** Goal of the exercise **
Search the material for the word "document" and report each line where it turns up.

** Data in this exercise **
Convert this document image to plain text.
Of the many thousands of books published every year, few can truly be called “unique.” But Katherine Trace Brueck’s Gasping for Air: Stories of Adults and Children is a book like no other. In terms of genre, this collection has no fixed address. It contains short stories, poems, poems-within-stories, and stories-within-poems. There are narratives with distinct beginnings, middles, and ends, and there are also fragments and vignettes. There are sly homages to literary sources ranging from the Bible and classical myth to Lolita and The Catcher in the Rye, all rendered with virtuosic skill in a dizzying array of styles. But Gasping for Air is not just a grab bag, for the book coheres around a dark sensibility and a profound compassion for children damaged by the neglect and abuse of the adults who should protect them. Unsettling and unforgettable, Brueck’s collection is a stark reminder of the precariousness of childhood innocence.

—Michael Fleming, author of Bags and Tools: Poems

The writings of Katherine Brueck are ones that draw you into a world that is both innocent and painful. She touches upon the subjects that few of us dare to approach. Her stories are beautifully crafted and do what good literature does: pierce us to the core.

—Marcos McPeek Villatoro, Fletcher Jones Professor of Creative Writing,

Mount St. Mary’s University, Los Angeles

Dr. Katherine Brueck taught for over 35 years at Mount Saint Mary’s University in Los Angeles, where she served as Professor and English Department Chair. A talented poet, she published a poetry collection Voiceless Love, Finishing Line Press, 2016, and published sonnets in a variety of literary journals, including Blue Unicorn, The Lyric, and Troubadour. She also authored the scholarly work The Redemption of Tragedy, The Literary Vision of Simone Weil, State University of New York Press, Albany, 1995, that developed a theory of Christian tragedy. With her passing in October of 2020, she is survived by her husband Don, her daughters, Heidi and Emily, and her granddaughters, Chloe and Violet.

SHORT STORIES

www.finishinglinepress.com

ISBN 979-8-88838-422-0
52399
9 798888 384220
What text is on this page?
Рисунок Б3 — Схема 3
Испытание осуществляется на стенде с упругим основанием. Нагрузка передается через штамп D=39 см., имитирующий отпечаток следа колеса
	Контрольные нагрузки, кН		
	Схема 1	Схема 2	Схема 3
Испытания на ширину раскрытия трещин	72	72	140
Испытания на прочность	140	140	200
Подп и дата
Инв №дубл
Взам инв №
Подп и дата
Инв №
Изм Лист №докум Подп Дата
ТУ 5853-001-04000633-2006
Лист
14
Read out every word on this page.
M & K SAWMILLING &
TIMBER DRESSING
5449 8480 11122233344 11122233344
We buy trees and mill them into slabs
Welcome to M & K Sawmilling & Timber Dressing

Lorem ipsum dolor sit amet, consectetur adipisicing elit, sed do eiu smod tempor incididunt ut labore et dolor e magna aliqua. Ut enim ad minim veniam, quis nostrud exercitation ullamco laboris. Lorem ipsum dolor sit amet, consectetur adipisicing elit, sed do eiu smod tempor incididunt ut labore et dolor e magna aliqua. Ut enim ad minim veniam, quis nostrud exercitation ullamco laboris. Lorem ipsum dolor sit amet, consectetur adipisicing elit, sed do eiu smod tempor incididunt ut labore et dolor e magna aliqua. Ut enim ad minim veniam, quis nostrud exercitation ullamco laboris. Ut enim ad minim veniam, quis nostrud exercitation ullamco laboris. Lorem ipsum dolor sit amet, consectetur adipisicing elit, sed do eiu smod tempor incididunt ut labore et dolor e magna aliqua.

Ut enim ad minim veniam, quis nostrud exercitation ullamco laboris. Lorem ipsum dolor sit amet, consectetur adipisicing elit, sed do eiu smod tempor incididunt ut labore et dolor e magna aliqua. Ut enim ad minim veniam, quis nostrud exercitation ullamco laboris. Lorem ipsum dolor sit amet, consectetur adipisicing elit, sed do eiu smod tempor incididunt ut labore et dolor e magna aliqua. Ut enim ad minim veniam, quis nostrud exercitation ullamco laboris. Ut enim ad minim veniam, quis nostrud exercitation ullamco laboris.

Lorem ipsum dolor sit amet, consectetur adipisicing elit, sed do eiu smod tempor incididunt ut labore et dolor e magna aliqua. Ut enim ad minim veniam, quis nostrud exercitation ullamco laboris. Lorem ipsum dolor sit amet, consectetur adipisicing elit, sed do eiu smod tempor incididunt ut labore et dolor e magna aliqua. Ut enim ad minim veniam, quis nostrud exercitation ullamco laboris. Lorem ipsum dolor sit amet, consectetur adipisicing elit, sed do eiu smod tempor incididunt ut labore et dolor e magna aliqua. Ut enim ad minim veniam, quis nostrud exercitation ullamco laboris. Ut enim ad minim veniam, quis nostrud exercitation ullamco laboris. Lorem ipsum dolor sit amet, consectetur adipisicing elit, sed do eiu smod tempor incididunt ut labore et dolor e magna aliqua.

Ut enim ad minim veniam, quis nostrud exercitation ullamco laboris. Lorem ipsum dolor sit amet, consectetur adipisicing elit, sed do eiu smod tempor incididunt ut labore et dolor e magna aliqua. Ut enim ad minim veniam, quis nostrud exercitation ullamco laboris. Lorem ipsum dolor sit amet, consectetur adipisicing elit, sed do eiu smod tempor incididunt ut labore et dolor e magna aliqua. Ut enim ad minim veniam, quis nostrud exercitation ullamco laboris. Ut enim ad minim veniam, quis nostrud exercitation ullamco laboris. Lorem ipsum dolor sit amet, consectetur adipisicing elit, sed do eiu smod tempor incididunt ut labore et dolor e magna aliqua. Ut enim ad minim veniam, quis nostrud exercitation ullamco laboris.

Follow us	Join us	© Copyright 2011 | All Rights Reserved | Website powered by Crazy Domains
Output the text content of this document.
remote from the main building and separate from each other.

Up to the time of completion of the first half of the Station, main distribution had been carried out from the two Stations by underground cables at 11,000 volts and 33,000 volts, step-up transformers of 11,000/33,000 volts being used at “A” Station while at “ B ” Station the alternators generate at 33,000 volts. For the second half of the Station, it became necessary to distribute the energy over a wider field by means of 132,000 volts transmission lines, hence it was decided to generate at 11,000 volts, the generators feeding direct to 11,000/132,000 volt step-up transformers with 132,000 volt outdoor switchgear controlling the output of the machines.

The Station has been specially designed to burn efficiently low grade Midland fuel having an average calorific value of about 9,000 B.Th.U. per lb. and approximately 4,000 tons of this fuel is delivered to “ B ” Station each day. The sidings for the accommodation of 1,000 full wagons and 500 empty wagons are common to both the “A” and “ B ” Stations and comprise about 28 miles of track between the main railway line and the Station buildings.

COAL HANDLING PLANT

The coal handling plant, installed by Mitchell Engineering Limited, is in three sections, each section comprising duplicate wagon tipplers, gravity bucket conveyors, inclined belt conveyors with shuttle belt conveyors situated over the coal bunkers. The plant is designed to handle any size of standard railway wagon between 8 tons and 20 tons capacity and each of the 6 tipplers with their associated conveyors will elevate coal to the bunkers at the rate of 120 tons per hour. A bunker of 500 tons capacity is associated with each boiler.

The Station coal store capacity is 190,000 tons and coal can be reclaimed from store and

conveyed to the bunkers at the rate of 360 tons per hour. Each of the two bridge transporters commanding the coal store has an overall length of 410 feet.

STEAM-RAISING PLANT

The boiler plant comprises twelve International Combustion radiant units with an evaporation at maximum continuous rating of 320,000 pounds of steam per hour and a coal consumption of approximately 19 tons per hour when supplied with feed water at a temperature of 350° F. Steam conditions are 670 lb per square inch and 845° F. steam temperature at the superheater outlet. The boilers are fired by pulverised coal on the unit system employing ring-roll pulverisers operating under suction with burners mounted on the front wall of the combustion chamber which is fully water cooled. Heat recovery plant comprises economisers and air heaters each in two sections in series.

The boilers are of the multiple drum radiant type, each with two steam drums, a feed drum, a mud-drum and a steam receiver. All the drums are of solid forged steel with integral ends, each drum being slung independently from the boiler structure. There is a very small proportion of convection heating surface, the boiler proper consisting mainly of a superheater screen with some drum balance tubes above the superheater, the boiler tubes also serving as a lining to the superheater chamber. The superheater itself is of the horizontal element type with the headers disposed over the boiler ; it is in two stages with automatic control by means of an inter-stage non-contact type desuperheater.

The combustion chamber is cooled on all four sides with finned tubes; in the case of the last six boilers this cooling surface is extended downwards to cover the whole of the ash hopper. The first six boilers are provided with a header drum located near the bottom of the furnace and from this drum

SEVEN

** Written response **
Convert this document image to plain text.
Output the text content of this document.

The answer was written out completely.